Task brief.
Reproduce the entries exactly.

──────────

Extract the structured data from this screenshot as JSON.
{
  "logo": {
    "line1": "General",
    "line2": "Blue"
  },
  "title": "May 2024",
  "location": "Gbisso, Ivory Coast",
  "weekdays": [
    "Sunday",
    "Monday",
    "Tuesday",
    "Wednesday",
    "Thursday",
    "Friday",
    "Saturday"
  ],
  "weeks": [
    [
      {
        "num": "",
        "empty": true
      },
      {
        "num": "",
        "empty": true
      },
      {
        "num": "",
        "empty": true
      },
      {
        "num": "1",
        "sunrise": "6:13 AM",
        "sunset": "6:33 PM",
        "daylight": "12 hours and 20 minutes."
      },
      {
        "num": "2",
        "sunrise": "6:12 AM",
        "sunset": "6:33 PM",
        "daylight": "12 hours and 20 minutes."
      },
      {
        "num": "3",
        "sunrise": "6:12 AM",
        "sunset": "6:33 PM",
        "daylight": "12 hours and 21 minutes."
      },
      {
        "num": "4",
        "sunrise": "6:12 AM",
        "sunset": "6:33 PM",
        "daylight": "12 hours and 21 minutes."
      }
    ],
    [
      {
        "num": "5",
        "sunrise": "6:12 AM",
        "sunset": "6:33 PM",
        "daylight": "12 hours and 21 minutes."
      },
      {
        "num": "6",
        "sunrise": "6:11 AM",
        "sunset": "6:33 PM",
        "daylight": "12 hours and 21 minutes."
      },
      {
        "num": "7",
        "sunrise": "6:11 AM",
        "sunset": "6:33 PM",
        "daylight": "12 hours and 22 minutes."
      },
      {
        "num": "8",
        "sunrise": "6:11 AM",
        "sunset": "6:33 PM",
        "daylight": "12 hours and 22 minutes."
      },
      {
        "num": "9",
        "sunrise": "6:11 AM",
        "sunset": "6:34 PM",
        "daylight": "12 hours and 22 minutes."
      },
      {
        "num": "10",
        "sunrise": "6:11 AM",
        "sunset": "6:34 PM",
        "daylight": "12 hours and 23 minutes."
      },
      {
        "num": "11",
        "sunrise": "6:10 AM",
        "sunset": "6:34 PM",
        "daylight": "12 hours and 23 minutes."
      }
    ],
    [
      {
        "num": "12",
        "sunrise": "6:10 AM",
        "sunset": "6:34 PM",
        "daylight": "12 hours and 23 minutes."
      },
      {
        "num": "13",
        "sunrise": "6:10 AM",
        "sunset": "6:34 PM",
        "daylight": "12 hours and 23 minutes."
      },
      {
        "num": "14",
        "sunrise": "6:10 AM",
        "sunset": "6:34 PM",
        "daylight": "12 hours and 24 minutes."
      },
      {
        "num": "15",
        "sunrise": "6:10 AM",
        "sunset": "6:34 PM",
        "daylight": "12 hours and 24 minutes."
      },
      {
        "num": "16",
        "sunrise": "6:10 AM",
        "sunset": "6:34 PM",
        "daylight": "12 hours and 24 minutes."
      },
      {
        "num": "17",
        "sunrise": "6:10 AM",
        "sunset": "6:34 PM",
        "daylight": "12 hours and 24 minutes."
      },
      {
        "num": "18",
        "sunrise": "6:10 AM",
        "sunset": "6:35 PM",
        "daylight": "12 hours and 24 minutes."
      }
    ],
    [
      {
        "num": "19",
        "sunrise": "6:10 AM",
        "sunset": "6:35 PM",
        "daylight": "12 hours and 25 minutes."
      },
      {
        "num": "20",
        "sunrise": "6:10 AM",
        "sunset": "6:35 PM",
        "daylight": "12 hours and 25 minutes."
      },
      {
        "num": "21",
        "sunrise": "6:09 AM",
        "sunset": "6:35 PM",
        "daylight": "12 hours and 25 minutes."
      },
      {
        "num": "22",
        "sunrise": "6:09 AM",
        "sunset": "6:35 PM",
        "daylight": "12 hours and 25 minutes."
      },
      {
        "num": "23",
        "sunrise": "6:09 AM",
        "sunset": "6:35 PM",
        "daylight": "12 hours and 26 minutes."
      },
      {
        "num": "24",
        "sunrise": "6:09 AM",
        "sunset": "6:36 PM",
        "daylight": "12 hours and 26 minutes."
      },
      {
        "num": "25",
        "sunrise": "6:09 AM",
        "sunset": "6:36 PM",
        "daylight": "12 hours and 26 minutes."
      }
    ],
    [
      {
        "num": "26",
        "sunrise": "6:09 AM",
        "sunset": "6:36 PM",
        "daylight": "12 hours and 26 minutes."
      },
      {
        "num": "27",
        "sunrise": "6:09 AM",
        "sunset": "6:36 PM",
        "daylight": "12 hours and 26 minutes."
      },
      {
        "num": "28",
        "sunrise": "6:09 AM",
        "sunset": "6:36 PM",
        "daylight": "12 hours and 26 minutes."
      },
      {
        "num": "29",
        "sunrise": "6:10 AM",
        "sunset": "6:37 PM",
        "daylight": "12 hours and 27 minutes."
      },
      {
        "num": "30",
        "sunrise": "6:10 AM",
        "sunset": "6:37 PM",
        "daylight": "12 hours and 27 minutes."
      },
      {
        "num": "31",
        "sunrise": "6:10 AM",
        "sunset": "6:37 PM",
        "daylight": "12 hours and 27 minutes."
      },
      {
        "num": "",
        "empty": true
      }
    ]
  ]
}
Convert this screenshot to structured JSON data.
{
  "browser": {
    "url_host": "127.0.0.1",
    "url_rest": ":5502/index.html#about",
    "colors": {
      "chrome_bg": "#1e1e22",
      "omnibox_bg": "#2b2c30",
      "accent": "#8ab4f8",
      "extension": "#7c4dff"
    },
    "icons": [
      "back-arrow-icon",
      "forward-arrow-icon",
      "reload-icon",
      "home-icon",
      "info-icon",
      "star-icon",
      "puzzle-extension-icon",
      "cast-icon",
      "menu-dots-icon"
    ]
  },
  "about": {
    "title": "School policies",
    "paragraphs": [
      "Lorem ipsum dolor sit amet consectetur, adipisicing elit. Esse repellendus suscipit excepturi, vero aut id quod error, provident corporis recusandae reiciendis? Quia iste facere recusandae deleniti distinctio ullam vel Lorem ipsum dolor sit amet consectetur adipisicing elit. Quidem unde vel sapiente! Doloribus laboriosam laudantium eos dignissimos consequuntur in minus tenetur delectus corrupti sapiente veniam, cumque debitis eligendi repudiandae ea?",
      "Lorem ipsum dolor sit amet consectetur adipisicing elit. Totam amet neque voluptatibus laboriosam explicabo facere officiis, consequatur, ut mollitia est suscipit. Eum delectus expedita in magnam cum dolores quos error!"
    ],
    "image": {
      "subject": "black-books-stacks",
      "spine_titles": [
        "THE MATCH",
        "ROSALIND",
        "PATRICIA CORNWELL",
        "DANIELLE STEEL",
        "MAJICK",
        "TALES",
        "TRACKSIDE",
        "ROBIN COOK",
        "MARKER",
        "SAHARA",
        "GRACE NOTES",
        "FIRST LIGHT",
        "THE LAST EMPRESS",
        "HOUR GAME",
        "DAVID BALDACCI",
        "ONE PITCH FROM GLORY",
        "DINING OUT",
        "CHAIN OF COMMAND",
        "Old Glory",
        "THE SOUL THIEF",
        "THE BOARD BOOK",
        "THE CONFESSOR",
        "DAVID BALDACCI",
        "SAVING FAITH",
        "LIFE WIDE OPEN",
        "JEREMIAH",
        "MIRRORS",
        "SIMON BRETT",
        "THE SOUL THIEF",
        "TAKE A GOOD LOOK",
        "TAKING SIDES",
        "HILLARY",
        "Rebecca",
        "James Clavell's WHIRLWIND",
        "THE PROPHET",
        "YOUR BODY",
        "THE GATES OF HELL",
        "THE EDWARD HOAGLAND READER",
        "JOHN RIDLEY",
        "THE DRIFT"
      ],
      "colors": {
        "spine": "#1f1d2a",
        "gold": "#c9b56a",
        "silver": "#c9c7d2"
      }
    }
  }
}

──────────

Task answer.
Extract the structured data from this screenshot as JSON.
{
  "logo": {
    "line1": "General",
    "line2": "Blue"
  },
  "title": "May 2024",
  "location": "Gbisso, Ivory Coast",
  "weekdays": [
    "Sunday",
    "Monday",
    "Tuesday",
    "Wednesday",
    "Thursday",
    "Friday",
    "Saturday"
  ],
  "weeks": [
    [
      {
        "num": "",
        "empty": true
      },
      {
        "num": "",
        "empty": true
      },
      {
        "num": "",
        "empty": true
      },
      {
        "num": "1",
        "sunrise": "6:13 AM",
        "sunset": "6:33 PM",
        "daylight": "12 hours and 20 minutes."
      },
      {
        "num": "2",
        "sunrise": "6:12 AM",
        "sunset": "6:33 PM",
        "daylight": "12 hours and 20 minutes."
      },
      {
        "num": "3",
        "sunrise": "6:12 AM",
        "sunset": "6:33 PM",
        "daylight": "12 hours and 21 minutes."
      },
      {
        "num": "4",
        "sunrise": "6:12 AM",
        "sunset": "6:33 PM",
        "daylight": "12 hours and 21 minutes."
      }
    ],
    [
      {
        "num": "5",
        "sunrise": "6:12 AM",
        "sunset": "6:33 PM",
        "daylight": "12 hours and 21 minutes."
      },
      {
        "num": "6",
        "sunrise": "6:11 AM",
        "sunset": "6:33 PM",
        "daylight": "12 hours and 21 minutes."
      },
      {
        "num": "7",
        "sunrise": "6:11 AM",
        "sunset": "6:33 PM",
        "daylight": "12 hours and 22 minutes."
      },
      {
        "num": "8",
        "sunrise": "6:11 AM",
        "sunset": "6:33 PM",
        "daylight": "12 hours and 22 minutes."
      },
      {
        "num": "9",
        "sunrise": "6:11 AM",
        "sunset": "6:34 PM",
        "daylight": "12 hours and 22 minutes."
      },
      {
        "num": "10",
        "sunrise": "6:11 AM",
        "sunset": "6:34 PM",
        "daylight": "12 hours and 23 minutes."
      },
      {
        "num": "11",
        "sunrise": "6:10 AM",
        "sunset": "6:34 PM",
        "daylight": "12 hours and 23 minutes."
      }
    ],
    [
      {
        "num": "12",
        "sunrise": "6:10 AM",
        "sunset": "6:34 PM",
        "daylight": "12 hours and 23 minutes."
      },
      {
        "num": "13",
        "sunrise": "6:10 AM",
        "sunset": "6:34 PM",
        "daylight": "12 hours and 23 minutes."
      },
      {
        "num": "14",
        "sunrise": "6:10 AM",
        "sunset": "6:34 PM",
        "daylight": "12 hours and 24 minutes."
      },
      {
        "num": "15",
        "sunrise": "6:10 AM",
        "sunset": "6:34 PM",
        "daylight": "12 hours and 24 minutes."
      },
      {
        "num": "16",
        "sunrise": "6:10 AM",
        "sunset": "6:34 PM",
        "daylight": "12 hours and 24 minutes."
      },
      {
        "num": "17",
        "sunrise": "6:10 AM",
        "sunset": "6:34 PM",
        "daylight": "12 hours and 24 minutes."
      },
      {
        "num": "18",
        "sunrise": "6:10 AM",
        "sunset": "6:35 PM",
        "daylight": "12 hours and 24 minutes."
      }
    ],
    [
      {
        "num": "19",
        "sunrise": "6:10 AM",
        "sunset": "6:35 PM",
        "daylight": "12 hours and 25 minutes."
      },
      {
        "num": "20",
        "sunrise": "6:10 AM",
        "sunset": "6:35 PM",
        "daylight": "12 hours and 25 minutes."
      },
      {
        "num": "21",
        "sunrise": "6:09 AM",
        "sunset": "6:35 PM",
        "daylight": "12 hours and 25 minutes."
      },
      {
        "num": "22",
        "sunrise": "6:09 AM",
        "sunset": "6:35 PM",
        "daylight": "12 hours and 25 minutes."
      },
      {
        "num": "23",
        "sunrise": "6:09 AM",
        "sunset": "6:35 PM",
        "daylight": "12 hours and 26 minutes."
      },
      {
        "num": "24",
        "sunrise": "6:09 AM",
        "sunset": "6:36 PM",
        "daylight": "12 hours and 26 minutes."
      },
      {
        "num": "25",
        "sunrise": "6:09 AM",
        "sunset": "6:36 PM",
        "daylight": "12 hours and 26 minutes."
      }
    ],
    [
      {
        "num": "26",
        "sunrise": "6:09 AM",
        "sunset": "6:36 PM",
        "daylight": "12 hours and 26 minutes."
      },
      {
        "num": "27",
        "sunrise": "6:09 AM",
        "sunset": "6:36 PM",
        "daylight": "12 hours and 26 minutes."
      },
      {
        "num": "28",
        "sunrise": "6:09 AM",
        "sunset": "6:36 PM",
        "daylight": "12 hours and 26 minutes."
      },
      {
        "num": "29",
        "sunrise": "6:10 AM",
        "sunset": "6:37 PM",
        "daylight": "12 hours and 27 minutes."
      },
      {
        "num": "30",
        "sunrise": "6:10 AM",
        "sunset": "6:37 PM",
        "daylight": "12 hours and 27 minutes."
      },
      {
        "num": "31",
        "sunrise": "6:10 AM",
        "sunset": "6:37 PM",
        "daylight": "12 hours and 27 minutes."
      },
      {
        "num": "",
        "empty": true
      }
    ]
  ]
}
Convert this screenshot to structured JSON data.
{
  "browser": {
    "url_host": "127.0.0.1",
    "url_rest": ":5502/index.html#about",
    "colors": {
      "chrome_bg": "#1e1e22",
      "omnibox_bg": "#2b2c30",
      "accent": "#8ab4f8",
      "extension": "#7c4dff"
    },
    "icons": [
      "back-arrow-icon",
      "forward-arrow-icon",
      "reload-icon",
      "home-icon",
      "info-icon",
      "star-icon",
      "puzzle-extension-icon",
      "cast-icon",
      "menu-dots-icon"
    ]
  },
  "about": {
    "title": "School policies",
    "paragraphs": [
      "Lorem ipsum dolor sit amet consectetur, adipisicing elit. Esse repellendus suscipit excepturi, vero aut id quod error, provident corporis recusandae reiciendis? Quia iste facere recusandae deleniti distinctio ullam vel Lorem ipsum dolor sit amet consectetur adipisicing elit. Quidem unde vel sapiente! Doloribus laboriosam laudantium eos dignissimos consequuntur in minus tenetur delectus corrupti sapiente veniam, cumque debitis eligendi repudiandae ea?",
      "Lorem ipsum dolor sit amet consectetur adipisicing elit. Totam amet neque voluptatibus laboriosam explicabo facere officiis, consequatur, ut mollitia est suscipit. Eum delectus expedita in magnam cum dolores quos error!"
    ],
    "image": {
      "subject": "black-books-stacks",
      "spine_titles": [
        "THE MATCH",
        "ROSALIND",
        "PATRICIA CORNWELL",
        "DANIELLE STEEL",
        "MAJICK",
        "TALES",
        "TRACKSIDE",
        "ROBIN COOK",
        "MARKER",
        "SAHARA",
        "GRACE NOTES",
        "FIRST LIGHT",
        "THE LAST EMPRESS",
        "HOUR GAME",
        "DAVID BALDACCI",
        "ONE PITCH FROM GLORY",
        "DINING OUT",
        "CHAIN OF COMMAND",
        "Old Glory",
        "THE SOUL THIEF",
        "THE BOARD BOOK",
        "THE CONFESSOR",
        "DAVID BALDACCI",
        "SAVING FAITH",
        "LIFE WIDE OPEN",
        "JEREMIAH",
        "MIRRORS",
        "SIMON BRETT",
        "THE SOUL THIEF",
        "TAKE A GOOD LOOK",
        "TAKING SIDES",
        "HILLARY",
        "Rebecca",
        "James Clavell's WHIRLWIND",
        "THE PROPHET",
        "YOUR BODY",
        "THE GATES OF HELL",
        "THE EDWARD HOAGLAND READER",
        "JOHN RIDLEY",
        "THE DRIFT"
      ],
      "colors": {
        "spine": "#1f1d2a",
        "gold": "#c9b56a",
        "silver": "#c9c7d2"
      }
    }
  }
}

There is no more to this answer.